EXERCISE GOAL | Only the lines holding the string "Nord" are needed. Copy each one.
--- begin RAW RECORDS ---
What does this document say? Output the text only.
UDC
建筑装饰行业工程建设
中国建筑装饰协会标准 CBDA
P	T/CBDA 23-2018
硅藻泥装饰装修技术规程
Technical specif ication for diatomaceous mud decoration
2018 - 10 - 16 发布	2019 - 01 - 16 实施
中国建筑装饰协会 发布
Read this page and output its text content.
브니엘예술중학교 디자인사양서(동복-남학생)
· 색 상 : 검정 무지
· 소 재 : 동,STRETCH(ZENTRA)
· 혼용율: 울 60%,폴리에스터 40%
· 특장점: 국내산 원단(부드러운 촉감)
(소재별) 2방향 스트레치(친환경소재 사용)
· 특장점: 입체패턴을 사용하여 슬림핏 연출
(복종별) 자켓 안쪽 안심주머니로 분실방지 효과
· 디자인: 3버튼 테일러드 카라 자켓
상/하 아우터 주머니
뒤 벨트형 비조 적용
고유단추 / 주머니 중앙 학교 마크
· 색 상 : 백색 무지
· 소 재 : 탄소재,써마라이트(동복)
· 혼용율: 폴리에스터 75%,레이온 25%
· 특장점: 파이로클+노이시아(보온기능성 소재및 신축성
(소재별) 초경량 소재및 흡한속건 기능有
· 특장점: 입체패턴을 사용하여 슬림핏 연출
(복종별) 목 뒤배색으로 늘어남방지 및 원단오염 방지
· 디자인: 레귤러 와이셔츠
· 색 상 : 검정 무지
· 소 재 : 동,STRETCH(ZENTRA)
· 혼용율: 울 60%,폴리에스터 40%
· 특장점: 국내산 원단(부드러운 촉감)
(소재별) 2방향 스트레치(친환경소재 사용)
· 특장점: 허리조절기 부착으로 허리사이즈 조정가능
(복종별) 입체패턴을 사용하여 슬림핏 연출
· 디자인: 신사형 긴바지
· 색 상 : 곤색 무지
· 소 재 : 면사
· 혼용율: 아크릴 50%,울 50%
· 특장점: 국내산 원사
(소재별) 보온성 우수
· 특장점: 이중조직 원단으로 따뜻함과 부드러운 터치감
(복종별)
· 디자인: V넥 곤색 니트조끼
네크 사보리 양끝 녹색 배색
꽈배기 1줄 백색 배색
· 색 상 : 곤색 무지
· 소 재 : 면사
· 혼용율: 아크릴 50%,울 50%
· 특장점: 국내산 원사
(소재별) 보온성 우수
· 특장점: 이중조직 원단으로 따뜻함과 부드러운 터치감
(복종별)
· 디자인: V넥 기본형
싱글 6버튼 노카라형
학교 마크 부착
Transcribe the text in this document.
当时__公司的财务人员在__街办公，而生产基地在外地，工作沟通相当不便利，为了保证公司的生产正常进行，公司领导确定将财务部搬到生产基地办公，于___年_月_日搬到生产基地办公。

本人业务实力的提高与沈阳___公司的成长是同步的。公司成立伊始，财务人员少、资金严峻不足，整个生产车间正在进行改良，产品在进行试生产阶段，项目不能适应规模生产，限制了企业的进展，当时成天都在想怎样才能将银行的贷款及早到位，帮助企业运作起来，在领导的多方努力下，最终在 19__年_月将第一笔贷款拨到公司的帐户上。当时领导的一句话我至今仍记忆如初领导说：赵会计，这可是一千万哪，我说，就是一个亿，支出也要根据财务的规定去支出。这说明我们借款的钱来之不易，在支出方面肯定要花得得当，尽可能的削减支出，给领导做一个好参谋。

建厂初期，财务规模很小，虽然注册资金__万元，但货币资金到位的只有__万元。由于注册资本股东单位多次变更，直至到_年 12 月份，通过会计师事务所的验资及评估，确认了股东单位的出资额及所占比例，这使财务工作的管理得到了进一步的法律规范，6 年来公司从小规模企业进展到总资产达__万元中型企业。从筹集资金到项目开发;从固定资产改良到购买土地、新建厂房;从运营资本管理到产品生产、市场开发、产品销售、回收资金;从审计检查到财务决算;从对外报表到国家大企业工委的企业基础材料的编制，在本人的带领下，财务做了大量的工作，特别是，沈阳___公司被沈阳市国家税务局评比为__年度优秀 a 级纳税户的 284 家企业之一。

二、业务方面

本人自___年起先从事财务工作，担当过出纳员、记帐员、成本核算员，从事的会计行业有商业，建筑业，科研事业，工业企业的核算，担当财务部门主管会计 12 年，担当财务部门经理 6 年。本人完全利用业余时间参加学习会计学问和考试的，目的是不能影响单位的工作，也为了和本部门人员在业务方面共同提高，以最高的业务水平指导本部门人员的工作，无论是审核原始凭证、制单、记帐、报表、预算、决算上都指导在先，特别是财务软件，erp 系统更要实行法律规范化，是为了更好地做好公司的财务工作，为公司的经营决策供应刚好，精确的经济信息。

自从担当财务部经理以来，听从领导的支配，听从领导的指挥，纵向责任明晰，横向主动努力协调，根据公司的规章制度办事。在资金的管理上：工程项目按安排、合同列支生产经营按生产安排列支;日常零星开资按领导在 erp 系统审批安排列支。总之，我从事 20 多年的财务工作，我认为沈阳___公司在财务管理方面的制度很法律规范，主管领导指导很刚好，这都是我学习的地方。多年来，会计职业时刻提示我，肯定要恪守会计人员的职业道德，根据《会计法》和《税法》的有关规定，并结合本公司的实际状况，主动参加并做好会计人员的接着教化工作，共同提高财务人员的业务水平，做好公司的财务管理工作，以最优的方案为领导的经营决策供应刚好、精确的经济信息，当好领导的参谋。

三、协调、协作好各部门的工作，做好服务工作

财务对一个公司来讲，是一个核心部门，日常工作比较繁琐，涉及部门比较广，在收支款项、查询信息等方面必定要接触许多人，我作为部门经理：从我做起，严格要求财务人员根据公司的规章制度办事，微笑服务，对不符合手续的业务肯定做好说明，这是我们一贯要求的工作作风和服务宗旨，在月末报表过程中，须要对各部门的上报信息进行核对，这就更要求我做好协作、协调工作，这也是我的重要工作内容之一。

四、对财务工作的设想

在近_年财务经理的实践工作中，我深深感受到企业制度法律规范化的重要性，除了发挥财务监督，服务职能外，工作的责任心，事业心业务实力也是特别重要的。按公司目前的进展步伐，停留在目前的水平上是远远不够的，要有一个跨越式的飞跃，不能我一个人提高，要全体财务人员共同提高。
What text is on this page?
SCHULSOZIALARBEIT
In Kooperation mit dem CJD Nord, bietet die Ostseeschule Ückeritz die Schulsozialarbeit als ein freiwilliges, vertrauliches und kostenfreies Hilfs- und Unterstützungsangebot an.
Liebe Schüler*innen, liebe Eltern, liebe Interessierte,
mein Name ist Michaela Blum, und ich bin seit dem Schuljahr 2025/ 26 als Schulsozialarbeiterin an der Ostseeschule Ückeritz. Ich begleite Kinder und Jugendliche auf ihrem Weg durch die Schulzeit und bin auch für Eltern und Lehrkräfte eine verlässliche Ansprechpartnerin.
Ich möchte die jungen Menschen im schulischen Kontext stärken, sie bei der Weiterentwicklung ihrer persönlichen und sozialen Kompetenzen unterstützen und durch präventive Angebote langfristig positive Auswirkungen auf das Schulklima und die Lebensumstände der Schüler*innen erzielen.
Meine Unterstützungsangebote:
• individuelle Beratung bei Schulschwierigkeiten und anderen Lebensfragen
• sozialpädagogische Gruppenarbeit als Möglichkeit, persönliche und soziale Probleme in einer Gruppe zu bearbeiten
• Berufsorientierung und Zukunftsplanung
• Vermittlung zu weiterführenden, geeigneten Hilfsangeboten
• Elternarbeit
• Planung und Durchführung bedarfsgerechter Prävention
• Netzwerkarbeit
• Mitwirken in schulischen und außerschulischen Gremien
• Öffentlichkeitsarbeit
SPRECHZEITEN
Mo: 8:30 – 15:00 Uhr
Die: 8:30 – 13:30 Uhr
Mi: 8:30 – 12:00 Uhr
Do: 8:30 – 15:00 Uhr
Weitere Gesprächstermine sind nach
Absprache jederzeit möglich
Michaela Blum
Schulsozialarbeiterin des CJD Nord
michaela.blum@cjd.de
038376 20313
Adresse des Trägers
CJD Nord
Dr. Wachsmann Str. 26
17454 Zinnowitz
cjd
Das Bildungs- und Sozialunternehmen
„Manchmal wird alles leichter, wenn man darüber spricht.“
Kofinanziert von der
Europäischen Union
--- end RAW RECORDS ---
FINISHED TASK |
In Kooperation mit dem CJD Nord, bietet die Ostseeschule Ückeritz die Schulsozialarbeit als ein freiwilliges, vertrauliches und kostenfreies Hilfs- und Unterstützungsangebot an.
Schulsozialarbeiterin des CJD Nord
CJD Nord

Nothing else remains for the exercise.